(begin)
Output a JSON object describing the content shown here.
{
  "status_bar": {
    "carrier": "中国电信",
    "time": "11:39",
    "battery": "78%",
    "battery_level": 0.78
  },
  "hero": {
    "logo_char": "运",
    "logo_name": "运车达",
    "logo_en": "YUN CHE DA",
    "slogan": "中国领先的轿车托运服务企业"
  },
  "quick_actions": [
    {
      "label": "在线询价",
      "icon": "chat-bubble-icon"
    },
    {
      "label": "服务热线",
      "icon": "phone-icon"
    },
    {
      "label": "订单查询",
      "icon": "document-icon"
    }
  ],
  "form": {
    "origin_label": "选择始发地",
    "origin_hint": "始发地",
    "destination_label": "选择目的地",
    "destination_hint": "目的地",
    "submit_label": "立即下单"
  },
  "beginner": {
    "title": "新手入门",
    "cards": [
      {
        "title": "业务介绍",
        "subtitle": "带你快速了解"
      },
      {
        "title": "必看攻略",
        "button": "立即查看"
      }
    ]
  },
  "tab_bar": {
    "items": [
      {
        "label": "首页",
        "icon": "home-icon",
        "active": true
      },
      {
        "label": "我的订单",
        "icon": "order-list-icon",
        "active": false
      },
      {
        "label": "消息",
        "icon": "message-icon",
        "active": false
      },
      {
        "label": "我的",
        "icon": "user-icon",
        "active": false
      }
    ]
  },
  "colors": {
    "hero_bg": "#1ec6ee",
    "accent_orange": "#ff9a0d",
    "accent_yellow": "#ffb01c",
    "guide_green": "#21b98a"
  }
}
(end)
▶ _TASK INSTRUCTIONS_: Return the entries above exactly as they appear.

▶ _ANSWER IN FULL_:
Output a JSON object describing the content shown here.
{
  "status_bar": {
    "carrier": "中国电信",
    "time": "11:39",
    "battery": "78%",
    "battery_level": 0.78
  },
  "hero": {
    "logo_char": "运",
    "logo_name": "运车达",
    "logo_en": "YUN CHE DA",
    "slogan": "中国领先的轿车托运服务企业"
  },
  "quick_actions": [
    {
      "label": "在线询价",
      "icon": "chat-bubble-icon"
    },
    {
      "label": "服务热线",
      "icon": "phone-icon"
    },
    {
      "label": "订单查询",
      "icon": "document-icon"
    }
  ],
  "form": {
    "origin_label": "选择始发地",
    "origin_hint": "始发地",
    "destination_label": "选择目的地",
    "destination_hint": "目的地",
    "submit_label": "立即下单"
  },
  "beginner": {
    "title": "新手入门",
    "cards": [
      {
        "title": "业务介绍",
        "subtitle": "带你快速了解"
      },
      {
        "title": "必看攻略",
        "button": "立即查看"
      }
    ]
  },
  "tab_bar": {
    "items": [
      {
        "label": "首页",
        "icon": "home-icon",
        "active": true
      },
      {
        "label": "我的订单",
        "icon": "order-list-icon",
        "active": false
      },
      {
        "label": "消息",
        "icon": "message-icon",
        "active": false
      },
      {
        "label": "我的",
        "icon": "user-icon",
        "active": false
      }
    ]
  },
  "colors": {
    "hero_bg": "#1ec6ee",
    "accent_orange": "#ff9a0d",
    "accent_yellow": "#ffb01c",
    "guide_green": "#21b98a"
  }
}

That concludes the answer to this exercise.